GOAL OF THE EXERCISE
Find the string "shortcut" and gather every line that holds it.

RECORD LIST
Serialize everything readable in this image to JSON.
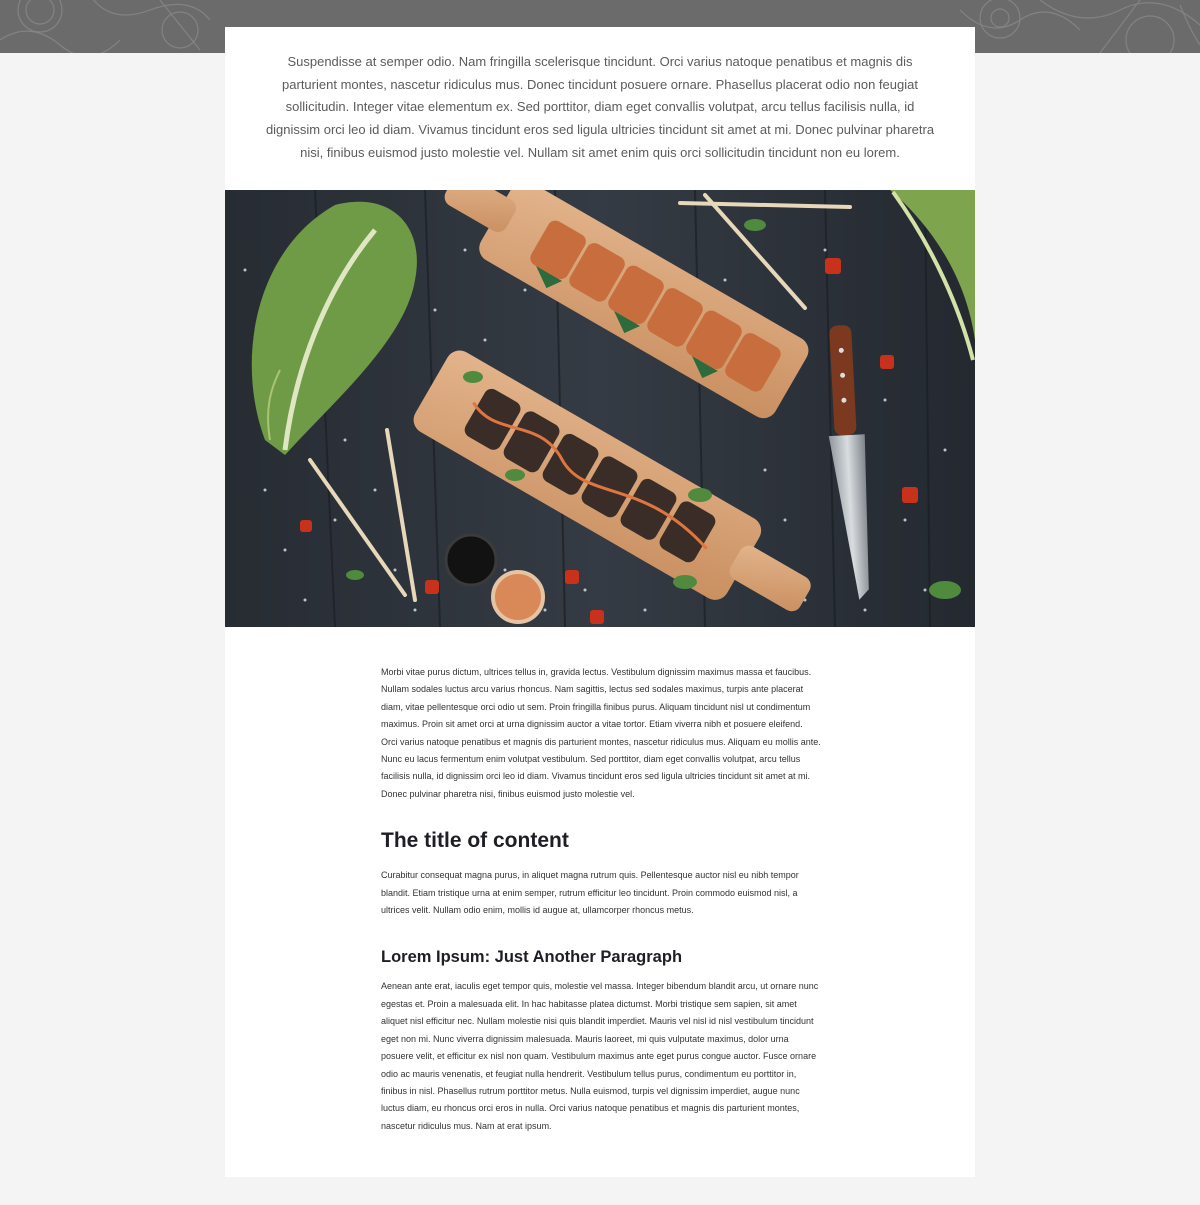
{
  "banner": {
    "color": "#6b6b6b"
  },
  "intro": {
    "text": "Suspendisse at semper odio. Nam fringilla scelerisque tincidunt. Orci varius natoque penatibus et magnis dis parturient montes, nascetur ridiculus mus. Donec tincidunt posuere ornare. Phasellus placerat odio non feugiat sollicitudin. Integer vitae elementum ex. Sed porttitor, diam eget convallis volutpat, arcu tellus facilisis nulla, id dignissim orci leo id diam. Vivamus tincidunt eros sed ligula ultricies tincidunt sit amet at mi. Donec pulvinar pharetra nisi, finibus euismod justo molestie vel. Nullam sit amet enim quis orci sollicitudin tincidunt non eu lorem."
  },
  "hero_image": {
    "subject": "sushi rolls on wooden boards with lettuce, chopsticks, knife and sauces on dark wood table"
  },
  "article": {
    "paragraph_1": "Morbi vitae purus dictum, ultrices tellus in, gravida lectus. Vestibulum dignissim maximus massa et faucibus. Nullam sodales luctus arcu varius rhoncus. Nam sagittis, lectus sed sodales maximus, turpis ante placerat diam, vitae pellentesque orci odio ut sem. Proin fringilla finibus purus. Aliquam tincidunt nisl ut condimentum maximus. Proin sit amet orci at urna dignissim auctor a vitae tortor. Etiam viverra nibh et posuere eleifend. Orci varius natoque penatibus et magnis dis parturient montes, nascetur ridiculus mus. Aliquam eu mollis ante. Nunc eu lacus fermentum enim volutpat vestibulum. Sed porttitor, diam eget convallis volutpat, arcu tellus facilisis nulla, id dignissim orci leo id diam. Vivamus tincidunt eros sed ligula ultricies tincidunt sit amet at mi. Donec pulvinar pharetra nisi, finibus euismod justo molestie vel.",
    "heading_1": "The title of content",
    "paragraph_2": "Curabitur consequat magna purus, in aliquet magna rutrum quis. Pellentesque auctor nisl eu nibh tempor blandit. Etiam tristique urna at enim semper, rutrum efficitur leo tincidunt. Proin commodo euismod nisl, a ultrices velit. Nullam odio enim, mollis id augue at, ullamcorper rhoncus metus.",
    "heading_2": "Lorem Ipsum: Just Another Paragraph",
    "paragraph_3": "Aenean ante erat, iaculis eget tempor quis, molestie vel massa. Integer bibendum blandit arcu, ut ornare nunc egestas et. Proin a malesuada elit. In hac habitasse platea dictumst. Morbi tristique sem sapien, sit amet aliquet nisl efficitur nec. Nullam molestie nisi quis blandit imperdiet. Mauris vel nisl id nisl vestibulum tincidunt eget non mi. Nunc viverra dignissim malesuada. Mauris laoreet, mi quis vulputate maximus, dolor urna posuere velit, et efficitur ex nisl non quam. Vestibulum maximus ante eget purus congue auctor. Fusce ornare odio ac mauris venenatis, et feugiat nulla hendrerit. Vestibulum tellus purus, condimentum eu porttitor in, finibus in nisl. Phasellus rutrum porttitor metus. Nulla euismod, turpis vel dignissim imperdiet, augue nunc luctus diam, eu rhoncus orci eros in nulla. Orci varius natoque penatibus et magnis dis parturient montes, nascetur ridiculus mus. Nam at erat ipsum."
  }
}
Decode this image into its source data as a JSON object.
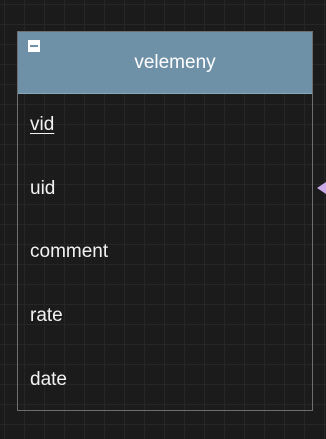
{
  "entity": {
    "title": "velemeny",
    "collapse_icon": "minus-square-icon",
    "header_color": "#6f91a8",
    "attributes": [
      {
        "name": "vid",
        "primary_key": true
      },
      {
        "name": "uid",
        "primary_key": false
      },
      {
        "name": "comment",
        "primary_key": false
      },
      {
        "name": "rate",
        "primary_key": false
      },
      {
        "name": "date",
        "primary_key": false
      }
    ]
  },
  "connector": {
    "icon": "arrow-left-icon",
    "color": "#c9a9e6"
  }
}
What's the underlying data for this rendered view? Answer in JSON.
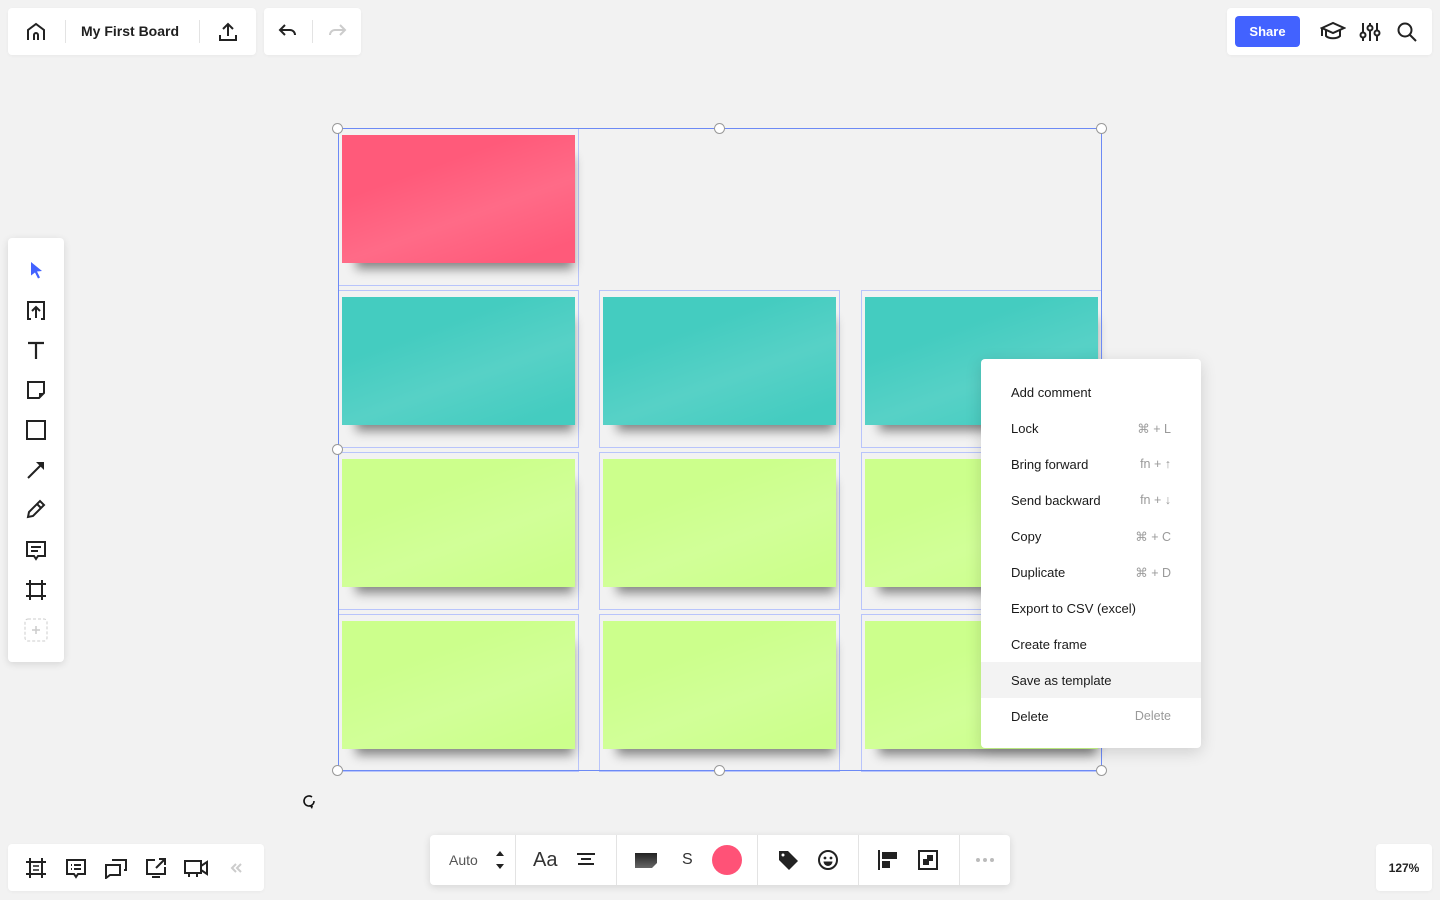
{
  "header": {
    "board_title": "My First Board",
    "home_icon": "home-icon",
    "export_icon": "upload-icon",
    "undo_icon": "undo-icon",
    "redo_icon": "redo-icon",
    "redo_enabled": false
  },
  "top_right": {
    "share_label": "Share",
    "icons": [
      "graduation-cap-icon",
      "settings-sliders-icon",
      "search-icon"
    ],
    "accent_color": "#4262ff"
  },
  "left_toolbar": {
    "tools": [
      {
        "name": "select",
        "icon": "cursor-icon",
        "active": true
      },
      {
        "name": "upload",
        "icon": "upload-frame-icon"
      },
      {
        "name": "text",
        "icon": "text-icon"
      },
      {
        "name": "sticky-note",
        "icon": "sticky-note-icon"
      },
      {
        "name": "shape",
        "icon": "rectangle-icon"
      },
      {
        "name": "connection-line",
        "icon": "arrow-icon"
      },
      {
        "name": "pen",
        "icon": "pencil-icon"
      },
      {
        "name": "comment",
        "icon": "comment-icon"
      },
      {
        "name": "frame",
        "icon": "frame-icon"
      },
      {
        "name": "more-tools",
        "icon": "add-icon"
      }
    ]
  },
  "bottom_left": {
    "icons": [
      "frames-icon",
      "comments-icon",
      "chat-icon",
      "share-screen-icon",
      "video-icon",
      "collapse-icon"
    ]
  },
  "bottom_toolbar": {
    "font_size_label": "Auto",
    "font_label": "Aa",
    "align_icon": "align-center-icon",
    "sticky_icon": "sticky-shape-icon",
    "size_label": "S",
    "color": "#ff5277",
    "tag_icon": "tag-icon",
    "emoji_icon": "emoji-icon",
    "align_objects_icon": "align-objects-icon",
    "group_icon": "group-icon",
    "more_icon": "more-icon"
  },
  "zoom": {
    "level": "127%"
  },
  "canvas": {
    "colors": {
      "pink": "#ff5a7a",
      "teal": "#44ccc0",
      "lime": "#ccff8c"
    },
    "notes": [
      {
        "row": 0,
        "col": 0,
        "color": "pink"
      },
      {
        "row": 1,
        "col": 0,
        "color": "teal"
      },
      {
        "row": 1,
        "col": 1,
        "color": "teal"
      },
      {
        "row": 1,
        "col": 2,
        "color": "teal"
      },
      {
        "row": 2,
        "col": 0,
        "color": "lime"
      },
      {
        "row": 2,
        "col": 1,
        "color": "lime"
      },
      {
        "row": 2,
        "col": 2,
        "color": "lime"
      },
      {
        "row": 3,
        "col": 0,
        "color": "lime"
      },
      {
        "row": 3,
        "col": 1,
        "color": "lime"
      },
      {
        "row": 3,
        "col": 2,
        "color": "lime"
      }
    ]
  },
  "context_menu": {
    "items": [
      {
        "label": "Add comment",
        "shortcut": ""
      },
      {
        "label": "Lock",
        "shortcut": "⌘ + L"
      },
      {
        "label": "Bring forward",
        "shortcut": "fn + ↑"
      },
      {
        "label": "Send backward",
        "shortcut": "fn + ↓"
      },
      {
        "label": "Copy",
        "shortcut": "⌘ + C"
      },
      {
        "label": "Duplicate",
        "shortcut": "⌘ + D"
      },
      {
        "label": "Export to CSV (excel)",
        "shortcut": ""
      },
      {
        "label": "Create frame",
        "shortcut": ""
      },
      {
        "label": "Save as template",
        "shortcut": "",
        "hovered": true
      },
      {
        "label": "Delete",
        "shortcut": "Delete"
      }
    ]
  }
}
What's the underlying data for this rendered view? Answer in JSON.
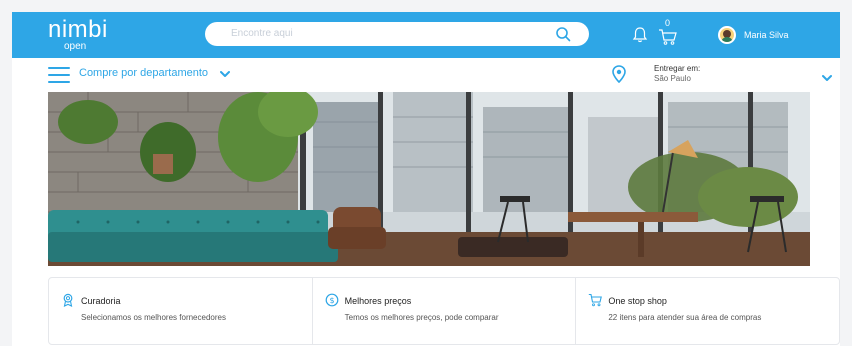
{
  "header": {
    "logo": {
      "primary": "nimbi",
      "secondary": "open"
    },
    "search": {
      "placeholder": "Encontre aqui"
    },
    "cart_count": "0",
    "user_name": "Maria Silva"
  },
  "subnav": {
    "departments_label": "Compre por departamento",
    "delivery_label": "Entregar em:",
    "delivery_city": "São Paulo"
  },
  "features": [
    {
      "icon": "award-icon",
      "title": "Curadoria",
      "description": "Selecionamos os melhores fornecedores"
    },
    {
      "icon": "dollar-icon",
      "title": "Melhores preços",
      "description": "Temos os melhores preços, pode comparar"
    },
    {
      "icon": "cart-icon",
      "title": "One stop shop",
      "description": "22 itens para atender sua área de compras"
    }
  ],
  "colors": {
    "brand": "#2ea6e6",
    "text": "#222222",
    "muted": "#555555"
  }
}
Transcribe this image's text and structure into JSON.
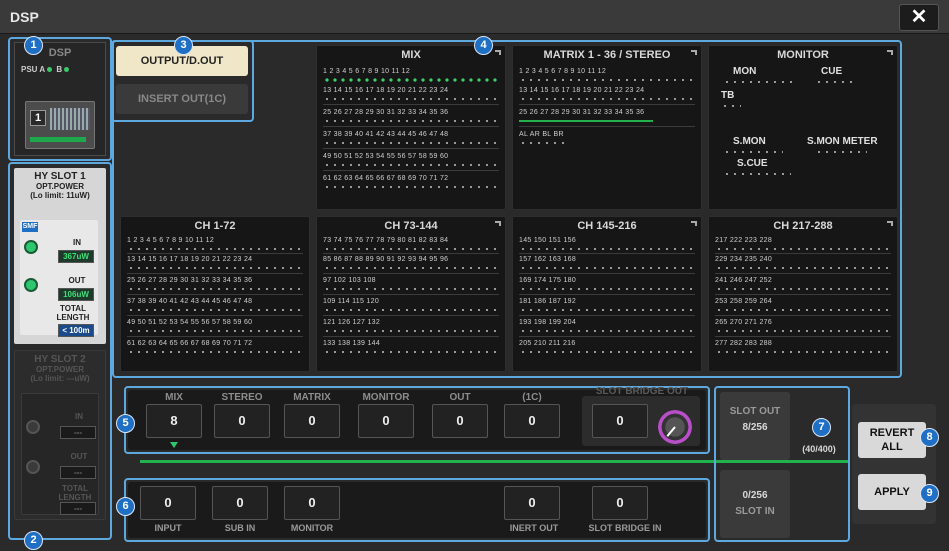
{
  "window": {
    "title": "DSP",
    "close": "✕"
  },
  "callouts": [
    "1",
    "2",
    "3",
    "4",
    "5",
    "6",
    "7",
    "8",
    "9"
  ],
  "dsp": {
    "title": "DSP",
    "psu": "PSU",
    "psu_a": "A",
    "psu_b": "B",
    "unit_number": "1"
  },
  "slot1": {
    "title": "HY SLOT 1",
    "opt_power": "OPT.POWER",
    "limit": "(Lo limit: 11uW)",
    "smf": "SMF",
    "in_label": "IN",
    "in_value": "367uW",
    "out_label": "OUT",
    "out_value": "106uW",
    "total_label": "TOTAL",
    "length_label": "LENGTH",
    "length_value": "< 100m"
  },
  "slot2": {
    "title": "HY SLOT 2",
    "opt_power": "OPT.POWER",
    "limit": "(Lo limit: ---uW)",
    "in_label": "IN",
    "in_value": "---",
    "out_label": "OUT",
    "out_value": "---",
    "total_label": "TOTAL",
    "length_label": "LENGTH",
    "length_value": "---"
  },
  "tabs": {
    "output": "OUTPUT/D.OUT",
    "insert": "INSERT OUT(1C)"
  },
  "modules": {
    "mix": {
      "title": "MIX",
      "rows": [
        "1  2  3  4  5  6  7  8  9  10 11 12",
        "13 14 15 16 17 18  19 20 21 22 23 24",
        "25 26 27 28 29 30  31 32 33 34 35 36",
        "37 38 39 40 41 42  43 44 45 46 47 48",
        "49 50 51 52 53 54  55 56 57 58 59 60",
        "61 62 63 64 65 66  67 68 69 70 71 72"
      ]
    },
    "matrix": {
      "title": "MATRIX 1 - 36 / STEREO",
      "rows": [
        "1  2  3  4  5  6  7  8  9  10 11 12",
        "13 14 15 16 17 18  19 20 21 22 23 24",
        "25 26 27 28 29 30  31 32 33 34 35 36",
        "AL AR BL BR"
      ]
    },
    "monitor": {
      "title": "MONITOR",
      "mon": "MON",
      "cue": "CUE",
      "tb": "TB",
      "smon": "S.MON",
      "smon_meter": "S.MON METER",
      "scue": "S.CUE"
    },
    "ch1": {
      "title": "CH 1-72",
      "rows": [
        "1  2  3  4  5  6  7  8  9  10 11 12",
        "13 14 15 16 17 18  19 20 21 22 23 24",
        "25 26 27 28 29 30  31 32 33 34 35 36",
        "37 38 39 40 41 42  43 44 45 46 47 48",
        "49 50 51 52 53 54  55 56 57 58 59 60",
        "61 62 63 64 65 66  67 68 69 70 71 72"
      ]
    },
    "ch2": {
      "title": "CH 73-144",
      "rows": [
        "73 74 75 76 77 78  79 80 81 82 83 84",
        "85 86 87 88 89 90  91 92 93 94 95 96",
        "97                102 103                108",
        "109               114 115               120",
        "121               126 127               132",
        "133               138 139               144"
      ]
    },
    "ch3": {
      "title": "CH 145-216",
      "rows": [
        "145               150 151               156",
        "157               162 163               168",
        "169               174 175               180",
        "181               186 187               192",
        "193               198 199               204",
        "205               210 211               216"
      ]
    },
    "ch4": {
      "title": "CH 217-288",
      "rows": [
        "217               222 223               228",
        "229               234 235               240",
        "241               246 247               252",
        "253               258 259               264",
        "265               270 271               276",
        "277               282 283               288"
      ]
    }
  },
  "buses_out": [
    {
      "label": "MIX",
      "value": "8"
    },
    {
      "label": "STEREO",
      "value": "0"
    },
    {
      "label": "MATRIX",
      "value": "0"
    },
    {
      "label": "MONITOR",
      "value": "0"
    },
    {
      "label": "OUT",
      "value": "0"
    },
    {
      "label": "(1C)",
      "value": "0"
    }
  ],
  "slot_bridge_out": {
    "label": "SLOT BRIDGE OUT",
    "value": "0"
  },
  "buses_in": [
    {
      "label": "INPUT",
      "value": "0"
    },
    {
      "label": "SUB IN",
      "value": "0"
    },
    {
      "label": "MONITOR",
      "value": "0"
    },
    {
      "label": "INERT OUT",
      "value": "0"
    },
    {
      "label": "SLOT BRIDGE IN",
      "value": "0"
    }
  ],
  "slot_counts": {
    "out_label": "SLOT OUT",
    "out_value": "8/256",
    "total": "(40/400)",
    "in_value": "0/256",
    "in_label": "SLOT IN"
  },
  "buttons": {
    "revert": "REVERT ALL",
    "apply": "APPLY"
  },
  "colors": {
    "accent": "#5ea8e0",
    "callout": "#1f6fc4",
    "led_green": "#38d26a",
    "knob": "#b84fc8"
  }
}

EXERCISE ANSWER
        "shortcut": ""
        "shortcut": "⌘ + L"
        "shortcut": "fn + ↑"
        "shortcut": "fn + ↓"
        "shortcut": "⌘ + C"
        "shortcut": "⌘ + D"
        "shortcut": ""
        "shortcut": ""
        "shortcut": "",
        "shortcut": "Delete"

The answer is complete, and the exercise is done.